> EXERCISE BRIEF: Check every line for the word "title" and state how many lines have it. Reply with the number alone.

══════════

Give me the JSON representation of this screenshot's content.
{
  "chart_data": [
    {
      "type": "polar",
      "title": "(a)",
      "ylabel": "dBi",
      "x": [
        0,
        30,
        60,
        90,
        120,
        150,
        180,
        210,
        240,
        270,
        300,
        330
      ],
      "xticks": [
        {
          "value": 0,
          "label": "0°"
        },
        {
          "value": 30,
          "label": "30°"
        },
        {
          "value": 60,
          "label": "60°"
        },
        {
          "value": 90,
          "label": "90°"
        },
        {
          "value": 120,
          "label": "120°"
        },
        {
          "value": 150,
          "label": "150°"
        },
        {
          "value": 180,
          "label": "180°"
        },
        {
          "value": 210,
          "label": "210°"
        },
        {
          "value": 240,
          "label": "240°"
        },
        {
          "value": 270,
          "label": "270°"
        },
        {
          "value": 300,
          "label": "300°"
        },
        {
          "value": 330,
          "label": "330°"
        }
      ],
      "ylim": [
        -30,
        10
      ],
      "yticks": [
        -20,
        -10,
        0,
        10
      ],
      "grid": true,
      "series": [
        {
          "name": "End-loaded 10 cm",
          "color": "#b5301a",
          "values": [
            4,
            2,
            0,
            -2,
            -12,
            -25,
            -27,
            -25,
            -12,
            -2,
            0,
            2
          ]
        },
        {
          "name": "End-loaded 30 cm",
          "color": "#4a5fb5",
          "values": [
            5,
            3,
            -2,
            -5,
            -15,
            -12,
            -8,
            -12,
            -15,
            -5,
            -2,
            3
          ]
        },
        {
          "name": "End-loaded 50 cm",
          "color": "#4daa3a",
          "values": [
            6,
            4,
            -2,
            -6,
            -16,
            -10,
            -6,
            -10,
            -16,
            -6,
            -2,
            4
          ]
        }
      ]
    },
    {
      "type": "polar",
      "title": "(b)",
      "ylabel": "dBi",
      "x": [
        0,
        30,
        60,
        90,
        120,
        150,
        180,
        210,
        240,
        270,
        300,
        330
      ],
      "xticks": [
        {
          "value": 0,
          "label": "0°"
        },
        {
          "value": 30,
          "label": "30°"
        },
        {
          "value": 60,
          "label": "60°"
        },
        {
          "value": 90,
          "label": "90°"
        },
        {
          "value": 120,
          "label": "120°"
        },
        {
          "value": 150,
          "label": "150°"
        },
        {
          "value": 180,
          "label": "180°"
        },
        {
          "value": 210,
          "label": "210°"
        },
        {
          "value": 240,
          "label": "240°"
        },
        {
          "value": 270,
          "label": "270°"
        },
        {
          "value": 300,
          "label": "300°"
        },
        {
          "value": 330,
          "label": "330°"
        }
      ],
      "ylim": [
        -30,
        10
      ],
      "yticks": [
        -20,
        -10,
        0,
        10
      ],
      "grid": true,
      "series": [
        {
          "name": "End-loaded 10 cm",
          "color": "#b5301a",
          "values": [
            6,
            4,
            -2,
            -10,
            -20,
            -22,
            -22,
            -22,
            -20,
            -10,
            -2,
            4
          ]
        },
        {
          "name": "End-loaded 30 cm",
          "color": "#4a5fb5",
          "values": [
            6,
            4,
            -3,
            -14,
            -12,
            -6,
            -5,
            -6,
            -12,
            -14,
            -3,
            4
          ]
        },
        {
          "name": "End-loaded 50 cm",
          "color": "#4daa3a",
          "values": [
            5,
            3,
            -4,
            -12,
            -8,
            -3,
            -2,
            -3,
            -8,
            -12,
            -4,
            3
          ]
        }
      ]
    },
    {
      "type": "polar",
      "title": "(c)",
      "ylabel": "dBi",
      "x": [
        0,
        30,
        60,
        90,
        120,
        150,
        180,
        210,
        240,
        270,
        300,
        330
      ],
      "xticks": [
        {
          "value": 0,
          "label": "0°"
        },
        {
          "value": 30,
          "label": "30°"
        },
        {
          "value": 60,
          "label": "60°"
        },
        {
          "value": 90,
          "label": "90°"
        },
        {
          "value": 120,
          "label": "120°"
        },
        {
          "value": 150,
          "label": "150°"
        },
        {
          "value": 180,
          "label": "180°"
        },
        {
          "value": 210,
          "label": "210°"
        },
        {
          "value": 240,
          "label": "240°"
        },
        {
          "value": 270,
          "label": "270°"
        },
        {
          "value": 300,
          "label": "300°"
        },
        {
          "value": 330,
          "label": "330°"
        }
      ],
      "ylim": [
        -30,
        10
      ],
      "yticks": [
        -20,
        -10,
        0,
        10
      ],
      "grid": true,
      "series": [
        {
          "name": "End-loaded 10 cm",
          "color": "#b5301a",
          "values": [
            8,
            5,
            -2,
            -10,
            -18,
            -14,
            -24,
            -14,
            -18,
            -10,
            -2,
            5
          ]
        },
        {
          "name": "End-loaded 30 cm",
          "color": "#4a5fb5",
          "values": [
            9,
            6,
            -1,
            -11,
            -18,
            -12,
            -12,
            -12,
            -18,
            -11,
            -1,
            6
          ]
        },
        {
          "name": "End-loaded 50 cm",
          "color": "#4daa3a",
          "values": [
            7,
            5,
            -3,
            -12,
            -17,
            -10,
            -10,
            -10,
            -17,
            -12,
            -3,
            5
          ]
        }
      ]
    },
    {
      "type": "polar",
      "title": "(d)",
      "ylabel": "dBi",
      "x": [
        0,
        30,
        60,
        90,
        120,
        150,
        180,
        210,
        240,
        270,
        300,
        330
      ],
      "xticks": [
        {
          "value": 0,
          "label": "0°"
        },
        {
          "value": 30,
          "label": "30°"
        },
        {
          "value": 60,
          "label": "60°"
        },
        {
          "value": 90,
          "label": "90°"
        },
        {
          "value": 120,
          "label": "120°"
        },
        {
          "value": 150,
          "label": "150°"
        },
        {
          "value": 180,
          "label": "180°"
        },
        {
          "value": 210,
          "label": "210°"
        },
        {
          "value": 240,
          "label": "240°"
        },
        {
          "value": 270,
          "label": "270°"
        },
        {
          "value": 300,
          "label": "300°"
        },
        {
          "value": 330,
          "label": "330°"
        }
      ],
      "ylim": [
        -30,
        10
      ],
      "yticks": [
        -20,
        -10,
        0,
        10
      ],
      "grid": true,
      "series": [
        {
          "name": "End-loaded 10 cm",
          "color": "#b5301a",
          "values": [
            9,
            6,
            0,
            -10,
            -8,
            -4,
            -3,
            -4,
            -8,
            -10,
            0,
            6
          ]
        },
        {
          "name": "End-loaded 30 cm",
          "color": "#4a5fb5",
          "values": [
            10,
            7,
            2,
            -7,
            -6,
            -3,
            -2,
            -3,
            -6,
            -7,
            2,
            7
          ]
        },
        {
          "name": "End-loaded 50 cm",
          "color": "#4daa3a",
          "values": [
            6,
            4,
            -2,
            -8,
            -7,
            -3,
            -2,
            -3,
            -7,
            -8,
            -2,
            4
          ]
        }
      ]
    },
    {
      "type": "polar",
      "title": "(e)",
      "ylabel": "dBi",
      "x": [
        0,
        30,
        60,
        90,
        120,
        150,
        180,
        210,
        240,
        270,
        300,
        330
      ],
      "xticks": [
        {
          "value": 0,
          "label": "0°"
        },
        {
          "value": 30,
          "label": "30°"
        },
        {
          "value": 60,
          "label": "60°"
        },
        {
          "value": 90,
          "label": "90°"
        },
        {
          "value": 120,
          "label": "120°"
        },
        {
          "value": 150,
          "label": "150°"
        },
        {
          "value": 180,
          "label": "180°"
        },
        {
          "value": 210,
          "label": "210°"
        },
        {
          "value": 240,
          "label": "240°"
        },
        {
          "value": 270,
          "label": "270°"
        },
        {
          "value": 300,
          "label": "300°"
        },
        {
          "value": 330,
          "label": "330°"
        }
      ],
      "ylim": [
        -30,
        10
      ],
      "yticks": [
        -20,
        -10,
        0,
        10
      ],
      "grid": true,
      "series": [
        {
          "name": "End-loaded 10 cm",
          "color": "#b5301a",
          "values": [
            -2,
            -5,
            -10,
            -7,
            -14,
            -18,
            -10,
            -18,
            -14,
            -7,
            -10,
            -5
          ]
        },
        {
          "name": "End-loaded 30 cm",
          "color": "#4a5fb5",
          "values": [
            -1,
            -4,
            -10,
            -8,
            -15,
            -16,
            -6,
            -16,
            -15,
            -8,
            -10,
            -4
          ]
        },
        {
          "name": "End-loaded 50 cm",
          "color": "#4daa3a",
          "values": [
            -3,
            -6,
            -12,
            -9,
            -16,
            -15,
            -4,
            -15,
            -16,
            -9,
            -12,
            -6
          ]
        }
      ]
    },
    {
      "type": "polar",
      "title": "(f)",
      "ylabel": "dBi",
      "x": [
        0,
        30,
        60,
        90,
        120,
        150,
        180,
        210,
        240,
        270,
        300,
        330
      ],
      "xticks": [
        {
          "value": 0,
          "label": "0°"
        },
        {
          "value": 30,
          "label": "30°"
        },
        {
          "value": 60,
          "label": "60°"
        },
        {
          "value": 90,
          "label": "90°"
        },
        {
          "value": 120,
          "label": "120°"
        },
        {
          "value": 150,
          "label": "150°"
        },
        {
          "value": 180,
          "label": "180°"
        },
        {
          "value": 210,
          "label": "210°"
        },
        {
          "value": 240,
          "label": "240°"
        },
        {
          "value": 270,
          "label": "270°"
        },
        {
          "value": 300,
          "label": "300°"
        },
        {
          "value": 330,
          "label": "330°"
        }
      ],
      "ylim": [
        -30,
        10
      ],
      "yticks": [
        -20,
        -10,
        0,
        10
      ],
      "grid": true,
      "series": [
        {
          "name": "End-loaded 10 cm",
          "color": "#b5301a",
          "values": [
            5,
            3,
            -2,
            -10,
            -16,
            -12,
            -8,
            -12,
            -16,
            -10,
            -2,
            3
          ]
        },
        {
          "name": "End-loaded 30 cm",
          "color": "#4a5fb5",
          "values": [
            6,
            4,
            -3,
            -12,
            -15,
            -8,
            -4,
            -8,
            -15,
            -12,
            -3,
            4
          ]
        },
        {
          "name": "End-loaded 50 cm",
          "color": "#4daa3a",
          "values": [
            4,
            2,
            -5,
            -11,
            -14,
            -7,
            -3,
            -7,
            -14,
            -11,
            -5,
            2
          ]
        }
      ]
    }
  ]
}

══════════

> RESPONSE FOR THIS EXERCISE: 6